RNA-seq and proteomics integrated pipeline for identification of peptide evidence of Alu exon or Human specific exons
contact: [email protected]
Please leave message to me via email or report here https://github.com/Xinglab/proteoseq/issues if any questions
update: 2017-03-31
1. python 2.7.x or above, samtools
2. add samtools directory to the $PATH environment variable
# download using the url: https://github.com/Xinglab/proteoseq/archive/master.zip
unzip unzip proteoseq-master.zip
cd proteoseq-master
python install.py --homedir /u/home/y/ybwang --install directorToInstall
Usage: ptp.py -b Aligned.out.sorted.bam -j SJ.tab.out -p proteomicsdir -e HSExonfile -o outdir
Parameter:
-b bam file from STAR
-j SJ.tab.out file from STAR
-p proteomics dir
-e exons file (bed format) or use 'None' to search all junctions peptide [default: None]
-d database file to perform the MS comet search [default: data/Ensembl_Alu_25bp_0.5.unique.sorted.bed]
-g genomic fasta directory [default: /u/home/f/frankwoe/nobackup/hg19/hg19_by_chrom/]
-o output directory [default: outdir]
--l Extend flanking junction ends by this number of bp
--min-junc-reads Minimum number of reads required spanning the junction
# search peptides from Alu exons
cd ~/scratch/ptptest
ln -s /u/home/f/frankwoe/nobackup/AST/Yoav_Gilad_YRI/RNA/star_output/GM18486.rna/ RNA
ln -s /u/home/y/ybwang/nobackup-yxing/data/Yoav_Gilad_proteom/GM18486/ PRO
python ptp.py -b RNA/Aligned.out.sorted.bam -j RNA/SJ.out.tab -p PRO/ -e data/Ensembl_Alu_25bp_0.5.unique.sorted.bed -d data/UP000005640_9606_additional_cdhit1.fasta -g /u/home/f/frankwoe/nobackup/hg19/hg19_by_chrom/
# or search for all junctions peptides:
python ptp.py -b RNA/Aligned.out.sorted.bam -j RNA/SJ.out.tab -p PRO/
# or submit the job using qsub
qsub -cwd -V -N PTP -l h_data=30G,h_rt=3:00:00 -M eplau -m bea ./example_submit.sh
2017-03-31: update 'ptp.py' to support certain step start in pipeline
2017-03-30: modify important error in bin/percolator_triesearch_exon.py in 'def search()'
*. update ptp.py to support mzXML.gz, mzML.gz file input
*. modify 'percolator_test2parellel.py' to 'percolator_triesearch.py' to speed up the re-mapping step
*. output the result to file
*. modify the output on console

### DATA
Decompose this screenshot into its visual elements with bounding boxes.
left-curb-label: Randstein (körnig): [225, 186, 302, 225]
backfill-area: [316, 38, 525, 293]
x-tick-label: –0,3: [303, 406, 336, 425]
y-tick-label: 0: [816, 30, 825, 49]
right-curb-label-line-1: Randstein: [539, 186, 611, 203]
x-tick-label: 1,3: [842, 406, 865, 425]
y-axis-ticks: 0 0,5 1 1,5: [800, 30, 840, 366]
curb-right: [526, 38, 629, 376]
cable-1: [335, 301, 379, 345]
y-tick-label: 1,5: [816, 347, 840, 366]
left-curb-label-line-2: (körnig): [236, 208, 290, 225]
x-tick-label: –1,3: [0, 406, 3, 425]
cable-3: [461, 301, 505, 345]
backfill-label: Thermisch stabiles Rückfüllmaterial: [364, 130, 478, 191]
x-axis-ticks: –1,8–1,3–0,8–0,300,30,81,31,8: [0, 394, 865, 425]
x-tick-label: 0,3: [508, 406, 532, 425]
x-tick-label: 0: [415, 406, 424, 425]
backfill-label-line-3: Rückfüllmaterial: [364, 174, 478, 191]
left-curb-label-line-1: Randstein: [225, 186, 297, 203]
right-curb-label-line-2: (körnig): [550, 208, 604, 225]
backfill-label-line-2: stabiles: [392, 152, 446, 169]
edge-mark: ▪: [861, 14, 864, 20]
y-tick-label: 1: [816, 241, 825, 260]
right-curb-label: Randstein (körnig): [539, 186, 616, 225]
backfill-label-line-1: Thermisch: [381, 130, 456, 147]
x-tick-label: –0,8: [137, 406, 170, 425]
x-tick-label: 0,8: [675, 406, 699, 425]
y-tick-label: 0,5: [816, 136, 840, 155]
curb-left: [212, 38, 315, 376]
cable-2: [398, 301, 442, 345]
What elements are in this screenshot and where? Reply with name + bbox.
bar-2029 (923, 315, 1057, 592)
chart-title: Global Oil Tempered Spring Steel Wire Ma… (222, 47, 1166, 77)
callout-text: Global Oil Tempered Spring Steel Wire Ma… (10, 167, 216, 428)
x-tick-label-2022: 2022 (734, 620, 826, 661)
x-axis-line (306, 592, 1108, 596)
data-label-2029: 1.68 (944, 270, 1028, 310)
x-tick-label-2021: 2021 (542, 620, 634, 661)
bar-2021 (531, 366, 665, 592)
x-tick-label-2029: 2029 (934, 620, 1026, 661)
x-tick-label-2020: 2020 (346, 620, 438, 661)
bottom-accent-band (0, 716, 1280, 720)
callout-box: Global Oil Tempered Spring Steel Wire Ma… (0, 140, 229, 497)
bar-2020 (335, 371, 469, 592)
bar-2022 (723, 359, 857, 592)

### PARTS OF THE EXERCISE
(1) From the parameter list in the README, name each parameter that has a stated default value, along with that default.
(2) Answer these from the README:
(a) What Python version does it require?
(b) What does the --min-junc-reads parameter set?
(c) In which file and function was an important error modified on 2017-03-30?
The entries play no part in what comes next.

### SOLUTIONS TO THE TASKS
(1)
-e: None
-d: data/Ensembl_Alu_25bp_0.5.unique.sorted.bed
-g: /u/home/f/frankwoe/nobackup/hg19/hg19_by_chrom/
-o: outdir

(2)
(a) Python 2.7.x or above.
(b) The minimum number of reads required spanning the junction.
(c) In bin/percolator_triesearch_exon.py, in 'def search()'.